## WORK REQUIRED
Indicate only the number of lines in the listing below in which the word "darstellt" appears.

Collection entries:
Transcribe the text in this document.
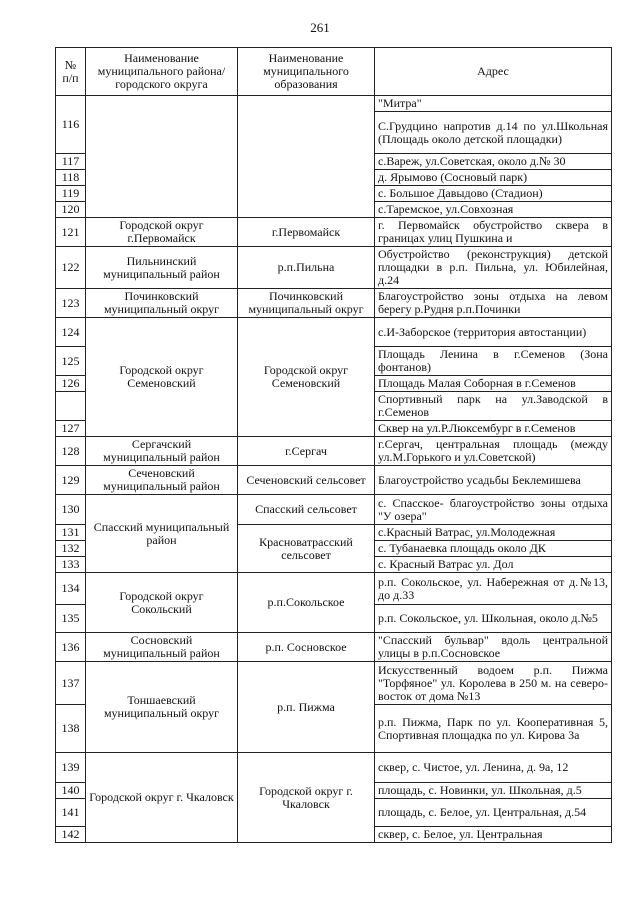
261
№ п/п	Наименование муниципального района/ городского округа	Наименование муниципального образования	Адрес
116			"Митра"
			С.Грудцино напротив д.14 по ул.Школьная (Площадь около детской площадки)
117			с.Вареж, ул.Советская, около д.№ 30
118			д. Ярымово (Сосновый парк)
119			с. Большое Давыдово (Стадион)
120			с.Таремское, ул.Совхозная
121	Городской округ г.Первомайск	г.Первомайск	г. Первомайск обустройство сквера в границах улиц Пушкина и
122	Пильнинский муниципальный район	р.п.Пильна	Обустройство (реконструкция) детской площадки в р.п. Пильна, ул. Юбилейная, д.24
123	Починковский муниципальный округ	Починковский муниципальный округ	Благоустройство зоны отдыха на левом берегу р.Рудня р.п.Починки
124	Городской округ Семеновский	Городской округ Семеновский	с.И-Заборское (территория автостанции)
125			Площадь Ленина в г.Семенов (Зона фонтанов)
126			Площадь Малая Соборная в г.Семенов
			Спортивный парк на ул.Заводской в г.Семенов
127			Сквер на ул.Р.Люксембург в г.Семенов

128	Сергачский муниципальный район	г.Сергач	г.Сергач, центральная площадь (между ул.М.Горького и ул.Советской)
129	Сеченовский муниципальный район	Сеченовский сельсовет	Благоустройство усадьбы Беклемишева
130	Спасский муниципальный район	Спасский сельсовет	с. Спасское- благоустройство зоны отдыха "У озера"
131		Красноватрасский сельсовет	с.Красный Ватрас, ул.Молодежная
132			с. Тубанаевка площадь около ДК
133			с. Красный Ватрас ул. Дол
134	Городской округ Сокольский	р.п.Сокольское	р.п. Сокольское, ул. Набережная от д.№13, до д.33
135			р.п. Сокольское, ул. Школьная, около д.№5
136	Сосновский муниципальный район	р.п. Сосновское	"Спасский бульвар" вдоль центральной улицы в р.п.Сосновское
137	Тоншаевский муниципальный округ	р.п. Пижма	Искусственный водоем р.п. Пижма "Торфяное" ул. Королева в 250 м. на северо-восток от дома №13
138			р.п. Пижма, Парк по ул. Кооперативная 5, Спортивная площадка по ул. Кирова 3а
139	Городской округ г. Чкаловск	Городской округ г. Чкаловск	сквер, с. Чистое, ул. Ленина, д. 9а, 12
140			площадь, с. Новинки, ул. Школьная, д.5
141			площадь, с. Белое, ул. Центральная, д.54
142			сквер, с. Белое, ул. Центральная
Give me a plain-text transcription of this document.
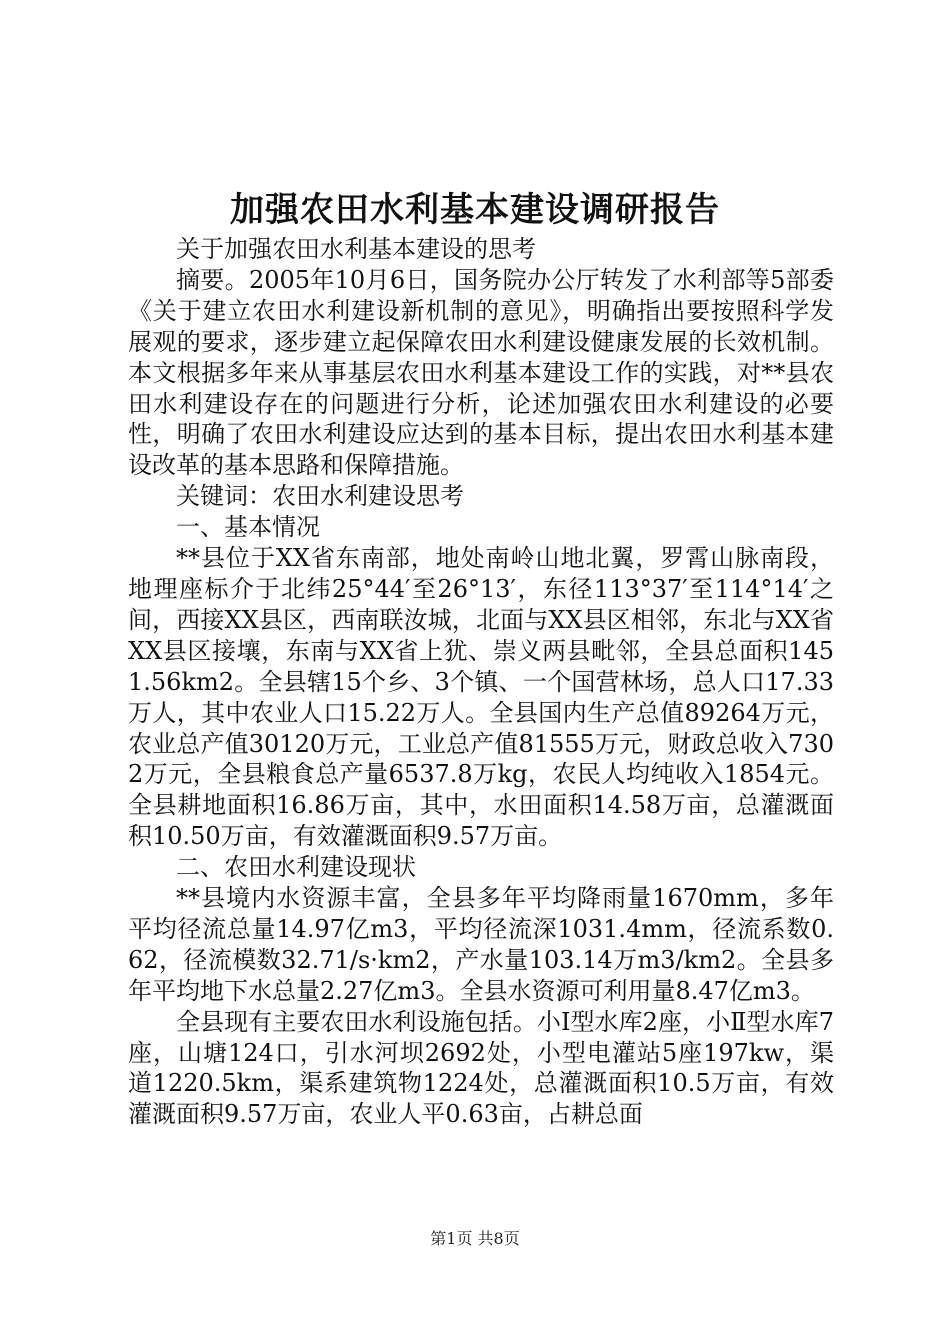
加强农田水利基本建设调研报告

关于加强农田水利基本建设的思考

摘要。2005年10月6日，国务院办公厅转发了水利部等5部委《关于建立农田水利建设新机制的意见》，明确指出要按照科学发展观的要求，逐步建立起保障农田水利建设健康发展的长效机制。本文根据多年来从事基层农田水利基本建设工作的实践，对**县农田水利建设存在的问题进行分析，论述加强农田水利建设的必要性，明确了农田水利建设应达到的基本目标，提出农田水利基本建设改革的基本思路和保障措施。

关键词：农田水利建设思考

一、基本情况

**县位于XX省东南部，地处南岭山地北翼，罗霄山脉南段，地理座标介于北纬25°44′至26°13′，东径113°37′至114°14′之间，西接XX县区，西南联汝城，北面与XX县区相邻，东北与XX省XX县区接壤，东南与XX省上犹、崇义两县毗邻，全县总面积1451.56km2。全县辖15个乡、3个镇、一个国营林场，总人口17.33万人，其中农业人口15.22万人。全县国内生产总值89264万元，农业总产值30120万元，工业总产值81555万元，财政总收入7302万元，全县粮食总产量6537.8万kg，农民人均纯收入1854元。全县耕地面积16.86万亩，其中，水田面积14.58万亩，总灌溉面积10.50万亩，有效灌溉面积9.57万亩。

二、农田水利建设现状

**县境内水资源丰富，全县多年平均降雨量1670mm，多年平均径流总量14.97亿m3，平均径流深1031.4mm，径流系数0.62，径流模数32.71/s·km2，产水量103.14万m3/km2。全县多年平均地下水总量2.27亿m3。全县水资源可利用量8.47亿m3。

全县现有主要农田水利设施包括。小Ⅰ型水库2座，小Ⅱ型水库7座，山塘124口，引水河坝2692处，小型电灌站5座197kw，渠道1220.5km，渠系建筑物1224处，总灌溉面积10.5万亩，有效灌溉面积9.57万亩，农业人平0.63亩，占耕总面

第1页 共8页
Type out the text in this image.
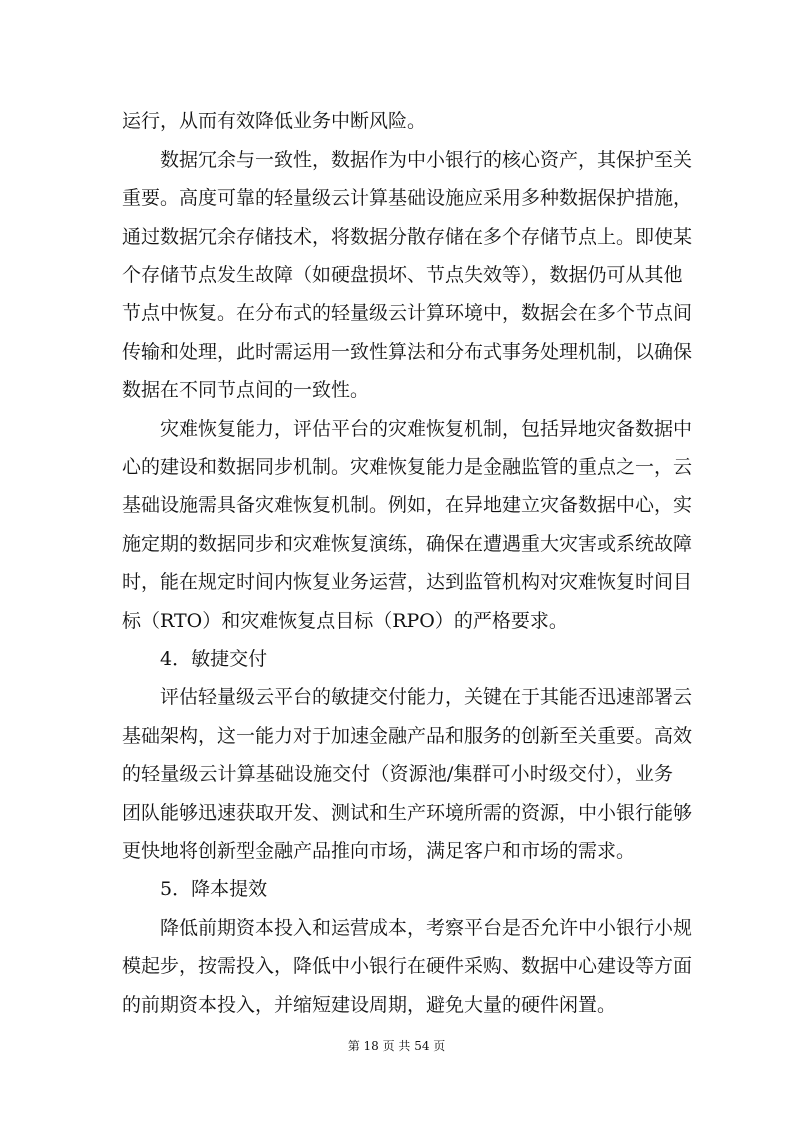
运行，从而有效降低业务中断风险。
数据冗余与一致性，数据作为中小银行的核心资产，其保护至关
重要。高度可靠的轻量级云计算基础设施应采用多种数据保护措施，
通过数据冗余存储技术，将数据分散存储在多个存储节点上。即使某
个存储节点发生故障（如硬盘损坏、节点失效等），数据仍可从其他
节点中恢复。在分布式的轻量级云计算环境中，数据会在多个节点间
传输和处理，此时需运用一致性算法和分布式事务处理机制，以确保
数据在不同节点间的一致性。
灾难恢复能力，评估平台的灾难恢复机制，包括异地灾备数据中
心的建设和数据同步机制。灾难恢复能力是金融监管的重点之一，云
基础设施需具备灾难恢复机制。例如，在异地建立灾备数据中心，实
施定期的数据同步和灾难恢复演练，确保在遭遇重大灾害或系统故障
时，能在规定时间内恢复业务运营，达到监管机构对灾难恢复时间目
标（RTO）和灾难恢复点目标（RPO）的严格要求。
4．敏捷交付
评估轻量级云平台的敏捷交付能力，关键在于其能否迅速部署云
基础架构，这一能力对于加速金融产品和服务的创新至关重要。高效
的轻量级云计算基础设施交付（资源池/集群可小时级交付），业务
团队能够迅速获取开发、测试和生产环境所需的资源，中小银行能够
更快地将创新型金融产品推向市场，满足客户和市场的需求。
5．降本提效
降低前期资本投入和运营成本，考察平台是否允许中小银行小规
模起步，按需投入，降低中小银行在硬件采购、数据中心建设等方面
的前期资本投入，并缩短建设周期，避免大量的硬件闲置。
第 18 页 共 54 页
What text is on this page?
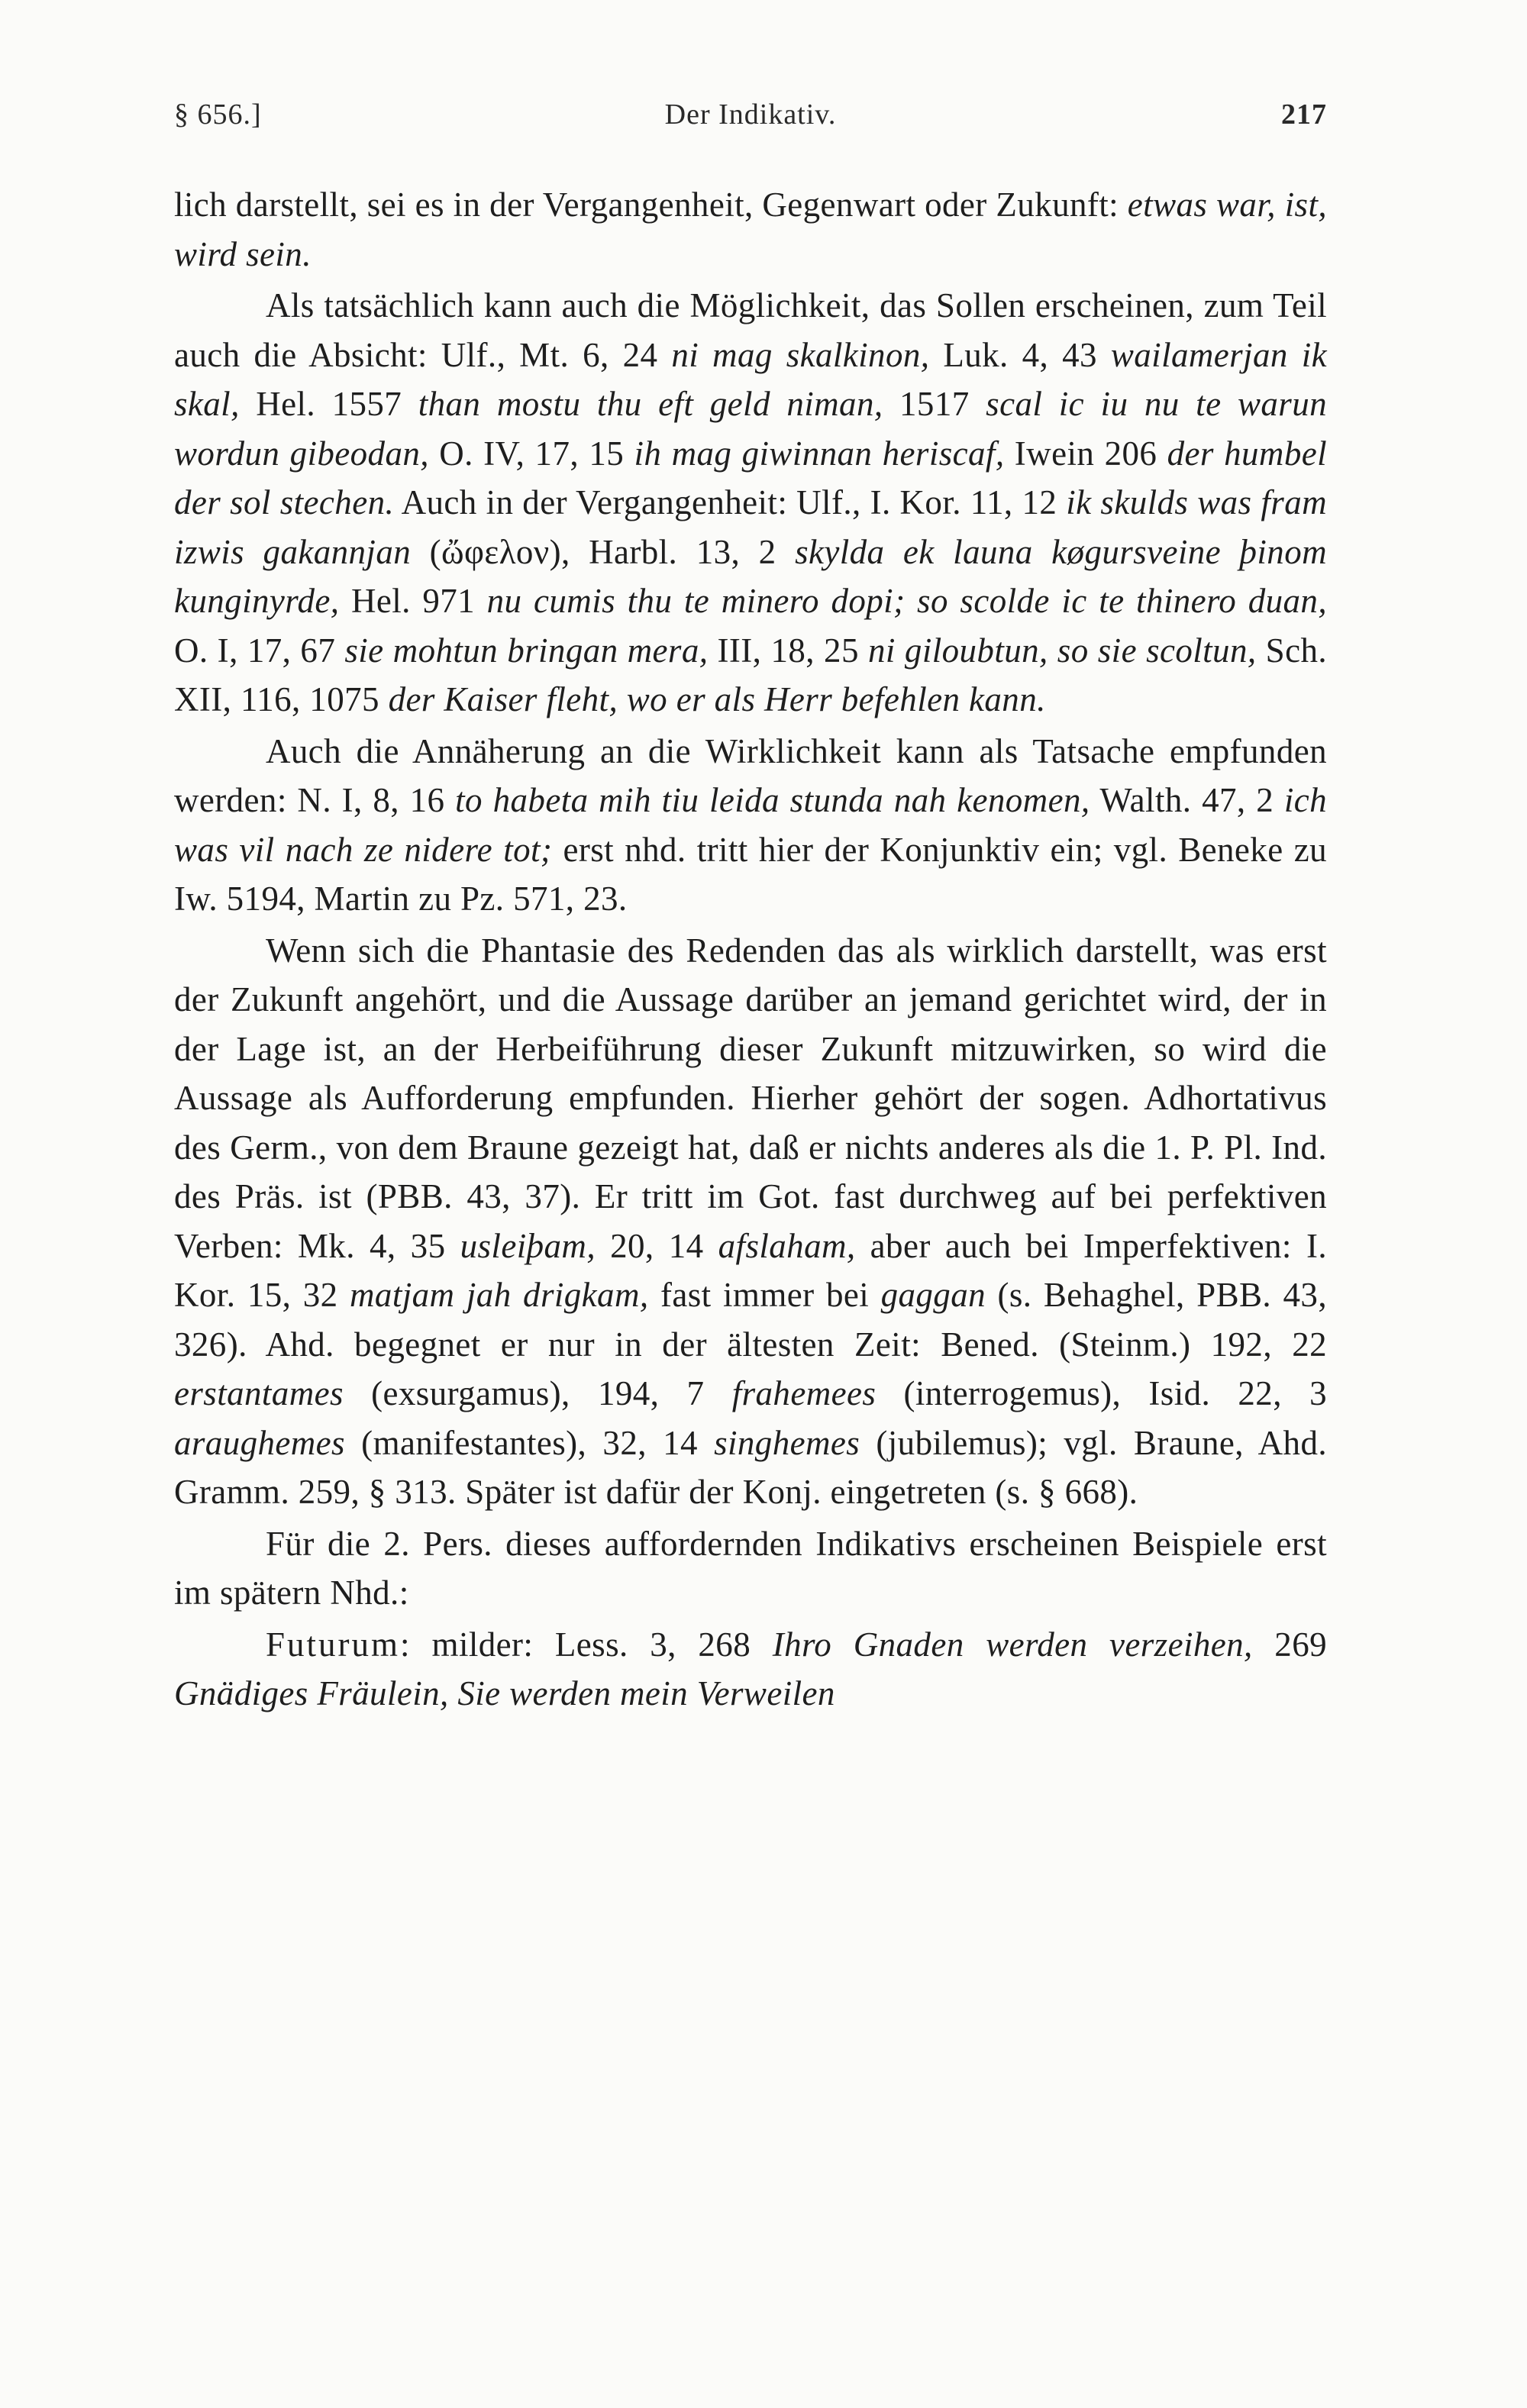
§ 656.]	Der Indikativ.	217

lich darstellt, sei es in der Vergangenheit, Gegenwart oder Zukunft: etwas war, ist, wird sein.

Als tatsächlich kann auch die Möglichkeit, das Sollen erscheinen, zum Teil auch die Absicht: Ulf., Mt. 6, 24 ni mag skalkinon, Luk. 4, 43 wailamerjan ik skal, Hel. 1557 than mostu thu eft geld niman, 1517 scal ic iu nu te warun wordun gibeodan, O. IV, 17, 15 ih mag giwinnan heriscaf, Iwein 206 der humbel der sol stechen. Auch in der Vergangenheit: Ulf., I. Kor. 11, 12 ik skulds was fram izwis gakannjan (ὤφελον), Harbl. 13, 2 skylda ek launa køgursveine þinom kunginyrde, Hel. 971 nu cumis thu te minero dopi; so scolde ic te thinero duan, O. I, 17, 67 sie mohtun bringan mera, III, 18, 25 ni giloubtun, so sie scoltun, Sch. XII, 116, 1075 der Kaiser fleht, wo er als Herr befehlen kann.

Auch die Annäherung an die Wirklichkeit kann als Tatsache empfunden werden: N. I, 8, 16 to habeta mih tiu leida stunda nah kenomen, Walth. 47, 2 ich was vil nach ze nidere tot; erst nhd. tritt hier der Konjunktiv ein; vgl. Beneke zu Iw. 5194, Martin zu Pz. 571, 23.

Wenn sich die Phantasie des Redenden das als wirklich darstellt, was erst der Zukunft angehört, und die Aussage darüber an jemand gerichtet wird, der in der Lage ist, an der Herbeiführung dieser Zukunft mitzuwirken, so wird die Aussage als Aufforderung empfunden. Hierher gehört der sogen. Adhortativus des Germ., von dem Braune gezeigt hat, daß er nichts anderes als die 1. P. Pl. Ind. des Präs. ist (PBB. 43, 37). Er tritt im Got. fast durchweg auf bei perfektiven Verben: Mk. 4, 35 usleiþam, 20, 14 afslaham, aber auch bei Imperfektiven: I. Kor. 15, 32 matjam jah drigkam, fast immer bei gaggan (s. Behaghel, PBB. 43, 326). Ahd. begegnet er nur in der ältesten Zeit: Bened. (Steinm.) 192, 22 erstantames (exsurgamus), 194, 7 frahemees (interrogemus), Isid. 22, 3 araughemes (manifestantes), 32, 14 singhemes (jubilemus); vgl. Braune, Ahd. Gramm. 259, § 313. Später ist dafür der Konj. eingetreten (s. § 668).

Für die 2. Pers. dieses auffordernden Indikativs erscheinen Beispiele erst im spätern Nhd.:

Futurum: milder: Less. 3, 268 Ihro Gnaden werden verzeihen, 269 Gnädiges Fräulein, Sie werden mein Verweilen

## RESPONSE TO THE TASK
2